◆ **EXERCISE BRIEF**: Exclude the pictures, then repeat the remaining data exactly.

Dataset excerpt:
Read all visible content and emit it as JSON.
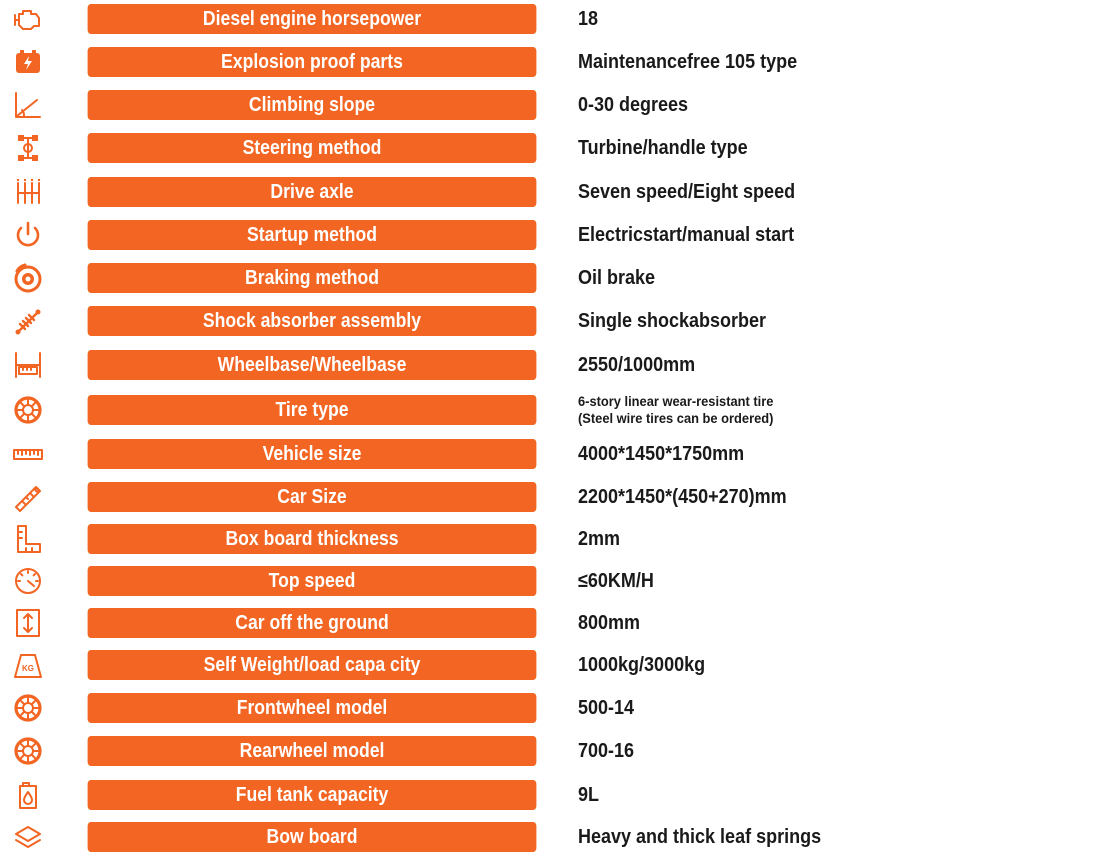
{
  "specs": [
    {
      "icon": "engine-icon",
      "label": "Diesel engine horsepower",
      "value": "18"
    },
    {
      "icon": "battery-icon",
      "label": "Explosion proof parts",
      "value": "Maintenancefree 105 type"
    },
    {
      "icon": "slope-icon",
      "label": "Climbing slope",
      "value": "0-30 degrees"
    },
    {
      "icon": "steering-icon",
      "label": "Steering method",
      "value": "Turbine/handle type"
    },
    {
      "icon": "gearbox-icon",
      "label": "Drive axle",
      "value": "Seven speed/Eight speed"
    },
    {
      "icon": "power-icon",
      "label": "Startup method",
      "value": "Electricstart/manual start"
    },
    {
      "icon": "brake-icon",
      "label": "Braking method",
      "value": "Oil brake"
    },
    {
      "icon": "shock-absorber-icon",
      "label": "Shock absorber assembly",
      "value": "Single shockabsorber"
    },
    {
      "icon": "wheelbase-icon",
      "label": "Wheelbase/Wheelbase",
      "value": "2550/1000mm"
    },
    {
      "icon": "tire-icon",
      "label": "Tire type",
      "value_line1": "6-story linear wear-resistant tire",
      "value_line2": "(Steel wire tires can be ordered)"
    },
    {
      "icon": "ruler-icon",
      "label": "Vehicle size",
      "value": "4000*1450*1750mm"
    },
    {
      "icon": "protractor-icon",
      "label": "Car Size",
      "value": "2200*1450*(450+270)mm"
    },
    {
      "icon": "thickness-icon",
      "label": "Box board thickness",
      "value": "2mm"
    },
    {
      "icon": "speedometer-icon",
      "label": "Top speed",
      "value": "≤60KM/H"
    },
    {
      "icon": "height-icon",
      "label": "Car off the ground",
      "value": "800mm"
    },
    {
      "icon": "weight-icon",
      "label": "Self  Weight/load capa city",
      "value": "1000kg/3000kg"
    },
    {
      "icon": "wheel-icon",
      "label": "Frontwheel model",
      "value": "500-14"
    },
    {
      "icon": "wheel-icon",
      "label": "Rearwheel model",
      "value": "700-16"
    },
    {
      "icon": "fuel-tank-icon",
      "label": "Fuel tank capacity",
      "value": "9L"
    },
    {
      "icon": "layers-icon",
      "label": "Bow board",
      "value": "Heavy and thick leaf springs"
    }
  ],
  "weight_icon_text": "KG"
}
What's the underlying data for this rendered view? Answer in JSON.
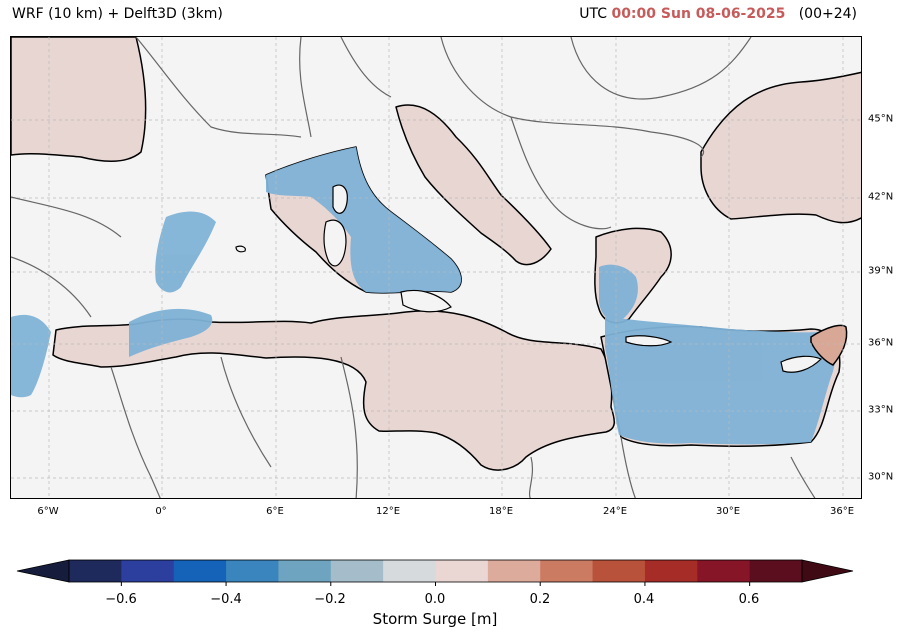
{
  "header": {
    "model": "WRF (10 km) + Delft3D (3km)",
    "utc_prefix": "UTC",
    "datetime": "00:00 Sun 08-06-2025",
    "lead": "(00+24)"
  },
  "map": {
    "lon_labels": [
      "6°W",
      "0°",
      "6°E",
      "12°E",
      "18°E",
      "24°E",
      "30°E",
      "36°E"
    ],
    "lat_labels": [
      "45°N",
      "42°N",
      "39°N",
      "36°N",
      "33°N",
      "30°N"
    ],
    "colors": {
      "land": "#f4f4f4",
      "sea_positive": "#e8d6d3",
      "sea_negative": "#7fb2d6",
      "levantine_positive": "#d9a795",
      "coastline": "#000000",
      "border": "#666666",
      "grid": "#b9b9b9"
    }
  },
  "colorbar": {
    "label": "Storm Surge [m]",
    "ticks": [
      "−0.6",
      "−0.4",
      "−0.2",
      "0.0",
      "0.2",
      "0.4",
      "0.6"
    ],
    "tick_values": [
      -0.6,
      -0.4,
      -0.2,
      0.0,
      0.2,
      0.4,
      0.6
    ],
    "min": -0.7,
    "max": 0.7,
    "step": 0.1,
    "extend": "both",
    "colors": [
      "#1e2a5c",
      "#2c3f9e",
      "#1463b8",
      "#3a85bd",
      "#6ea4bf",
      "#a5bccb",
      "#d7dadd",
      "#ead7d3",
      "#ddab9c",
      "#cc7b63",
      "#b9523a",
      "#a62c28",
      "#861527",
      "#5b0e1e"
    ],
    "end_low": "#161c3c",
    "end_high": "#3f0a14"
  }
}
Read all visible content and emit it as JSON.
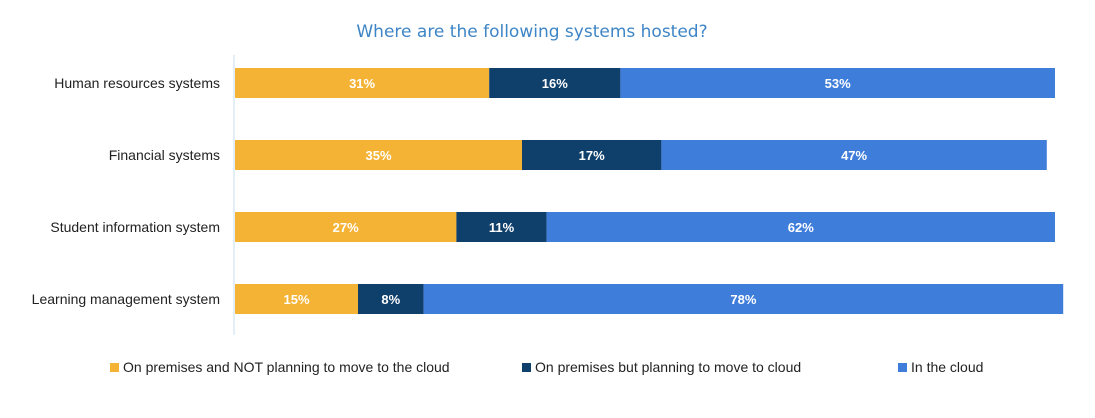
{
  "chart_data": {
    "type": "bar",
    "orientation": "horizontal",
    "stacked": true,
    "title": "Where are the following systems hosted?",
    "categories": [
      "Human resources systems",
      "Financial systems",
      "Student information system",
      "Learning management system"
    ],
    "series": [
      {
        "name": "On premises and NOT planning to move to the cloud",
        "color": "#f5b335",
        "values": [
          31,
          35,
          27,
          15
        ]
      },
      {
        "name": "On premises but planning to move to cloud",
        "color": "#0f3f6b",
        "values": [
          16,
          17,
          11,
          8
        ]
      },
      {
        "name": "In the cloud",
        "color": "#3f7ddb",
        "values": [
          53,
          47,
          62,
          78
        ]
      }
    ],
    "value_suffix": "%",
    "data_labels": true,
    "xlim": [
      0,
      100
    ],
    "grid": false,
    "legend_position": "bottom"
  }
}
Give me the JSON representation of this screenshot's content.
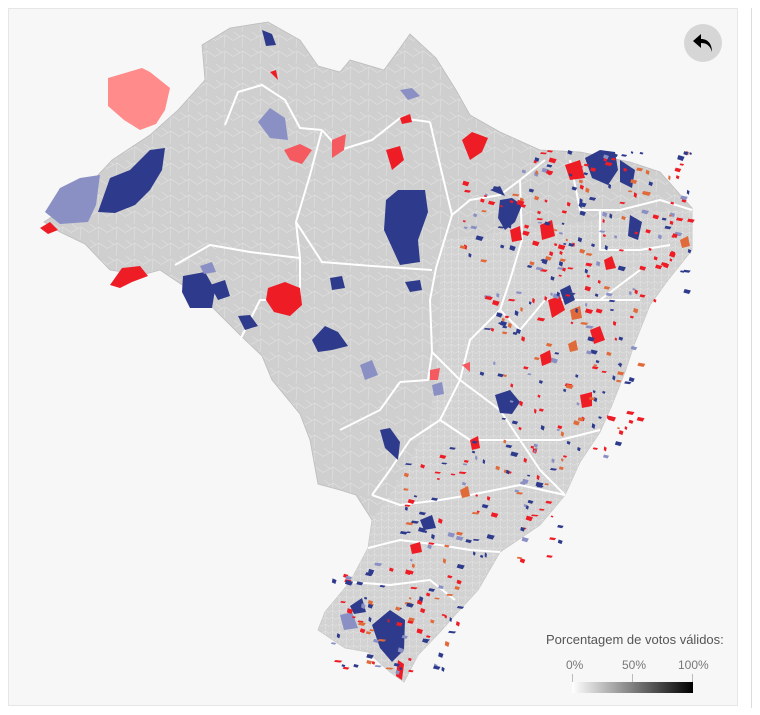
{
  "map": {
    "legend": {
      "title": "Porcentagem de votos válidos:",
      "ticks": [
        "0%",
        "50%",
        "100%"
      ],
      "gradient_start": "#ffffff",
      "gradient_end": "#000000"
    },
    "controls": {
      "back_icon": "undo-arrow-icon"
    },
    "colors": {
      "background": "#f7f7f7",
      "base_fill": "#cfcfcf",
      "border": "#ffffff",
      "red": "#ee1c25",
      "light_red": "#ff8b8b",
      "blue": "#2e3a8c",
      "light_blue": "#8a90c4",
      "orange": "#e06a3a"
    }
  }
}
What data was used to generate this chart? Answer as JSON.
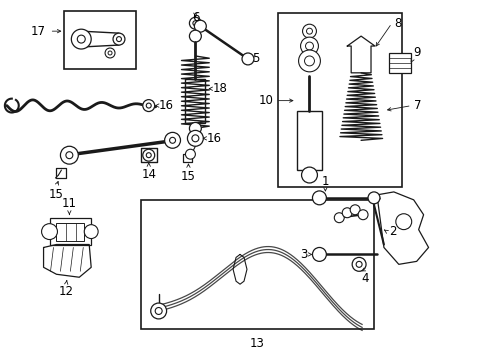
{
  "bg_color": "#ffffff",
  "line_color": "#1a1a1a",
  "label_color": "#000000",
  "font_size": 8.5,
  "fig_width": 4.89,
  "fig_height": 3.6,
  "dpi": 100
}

◆ **PROBLEM SOLUTION**:
Read all visible content and emit it as JSON.
{
  "specs": [
    {
      "icon": "engine-icon",
      "label": "Diesel engine horsepower",
      "value": "18"
    },
    {
      "icon": "battery-icon",
      "label": "Explosion proof parts",
      "value": "Maintenancefree 105 type"
    },
    {
      "icon": "slope-icon",
      "label": "Climbing slope",
      "value": "0-30 degrees"
    },
    {
      "icon": "steering-icon",
      "label": "Steering method",
      "value": "Turbine/handle type"
    },
    {
      "icon": "gearbox-icon",
      "label": "Drive axle",
      "value": "Seven speed/Eight speed"
    },
    {
      "icon": "power-icon",
      "label": "Startup method",
      "value": "Electricstart/manual start"
    },
    {
      "icon": "brake-icon",
      "label": "Braking method",
      "value": "Oil brake"
    },
    {
      "icon": "shock-absorber-icon",
      "label": "Shock absorber assembly",
      "value": "Single shockabsorber"
    },
    {
      "icon": "wheelbase-icon",
      "label": "Wheelbase/Wheelbase",
      "value": "2550/1000mm"
    },
    {
      "icon": "tire-icon",
      "label": "Tire type",
      "value_line1": "6-story linear wear-resistant tire",
      "value_line2": "(Steel wire tires can be ordered)"
    },
    {
      "icon": "ruler-icon",
      "label": "Vehicle size",
      "value": "4000*1450*1750mm"
    },
    {
      "icon": "protractor-icon",
      "label": "Car Size",
      "value": "2200*1450*(450+270)mm"
    },
    {
      "icon": "thickness-icon",
      "label": "Box board thickness",
      "value": "2mm"
    },
    {
      "icon": "speedometer-icon",
      "label": "Top speed",
      "value": "≤60KM/H"
    },
    {
      "icon": "height-icon",
      "label": "Car off the ground",
      "value": "800mm"
    },
    {
      "icon": "weight-icon",
      "label": "Self  Weight/load capa city",
      "value": "1000kg/3000kg"
    },
    {
      "icon": "wheel-icon",
      "label": "Frontwheel model",
      "value": "500-14"
    },
    {
      "icon": "wheel-icon",
      "label": "Rearwheel model",
      "value": "700-16"
    },
    {
      "icon": "fuel-tank-icon",
      "label": "Fuel tank capacity",
      "value": "9L"
    },
    {
      "icon": "layers-icon",
      "label": "Bow board",
      "value": "Heavy and thick leaf springs"
    }
  ],
  "weight_icon_text": "KG"
}
What's the underlying data for this rendered view? Answer in JSON.
{
  "header": {
    "model": "WRF (10 km) + Delft3D (3km)",
    "utc_prefix": "UTC",
    "datetime": "00:00 Sun 08-06-2025",
    "lead": "(00+24)"
  },
  "map": {
    "lon_labels": [
      "6°W",
      "0°",
      "6°E",
      "12°E",
      "18°E",
      "24°E",
      "30°E",
      "36°E"
    ],
    "lat_labels": [
      "45°N",
      "42°N",
      "39°N",
      "36°N",
      "33°N",
      "30°N"
    ],
    "colors": {
      "land": "#f4f4f4",
      "sea_positive": "#e8d6d3",
      "sea_negative": "#7fb2d6",
      "levantine_positive": "#d9a795",
      "coastline": "#000000",
      "border": "#666666",
      "grid": "#b9b9b9"
    }
  },
  "colorbar": {
    "label": "Storm Surge [m]",
    "ticks": [
      "−0.6",
      "−0.4",
      "−0.2",
      "0.0",
      "0.2",
      "0.4",
      "0.6"
    ],
    "tick_values": [
      -0.6,
      -0.4,
      -0.2,
      0.0,
      0.2,
      0.4,
      0.6
    ],
    "min": -0.7,
    "max": 0.7,
    "step": 0.1,
    "extend": "both",
    "colors": [
      "#1e2a5c",
      "#2c3f9e",
      "#1463b8",
      "#3a85bd",
      "#6ea4bf",
      "#a5bccb",
      "#d7dadd",
      "#ead7d3",
      "#ddab9c",
      "#cc7b63",
      "#b9523a",
      "#a62c28",
      "#861527",
      "#5b0e1e"
    ],
    "end_low": "#161c3c",
    "end_high": "#3f0a14"
  }
}
Read all visible content and emit it as JSON.
{
  "chart_data": {
    "type": "bar",
    "orientation": "horizontal",
    "stacked": true,
    "title": "Where are the following systems hosted?",
    "categories": [
      "Human resources systems",
      "Financial systems",
      "Student information system",
      "Learning management system"
    ],
    "series": [
      {
        "name": "On premises and NOT planning to move to the cloud",
        "color": "#f5b335",
        "values": [
          31,
          35,
          27,
          15
        ]
      },
      {
        "name": "On premises but planning to move to cloud",
        "color": "#0f3f6b",
        "values": [
          16,
          17,
          11,
          8
        ]
      },
      {
        "name": "In the cloud",
        "color": "#3f7ddb",
        "values": [
          53,
          47,
          62,
          78
        ]
      }
    ],
    "value_suffix": "%",
    "data_labels": true,
    "xlim": [
      0,
      100
    ],
    "grid": false,
    "legend_position": "bottom"
  }
}
Give me the JSON representation of this screenshot's content.
{
  "map": {
    "legend": {
      "title": "Porcentagem de votos válidos:",
      "ticks": [
        "0%",
        "50%",
        "100%"
      ],
      "gradient_start": "#ffffff",
      "gradient_end": "#000000"
    },
    "controls": {
      "back_icon": "undo-arrow-icon"
    },
    "colors": {
      "background": "#f7f7f7",
      "base_fill": "#cfcfcf",
      "border": "#ffffff",
      "red": "#ee1c25",
      "light_red": "#ff8b8b",
      "blue": "#2e3a8c",
      "light_blue": "#8a90c4",
      "orange": "#e06a3a"
    }
  }
}
What data was used to generate this chart? Answer as JSON.
{
  "bg_color": "#ffffff",
  "line_color": "#1a1a1a",
  "label_color": "#000000",
  "font_size": 8.5,
  "fig_width": 4.89,
  "fig_height": 3.6,
  "dpi": 100
}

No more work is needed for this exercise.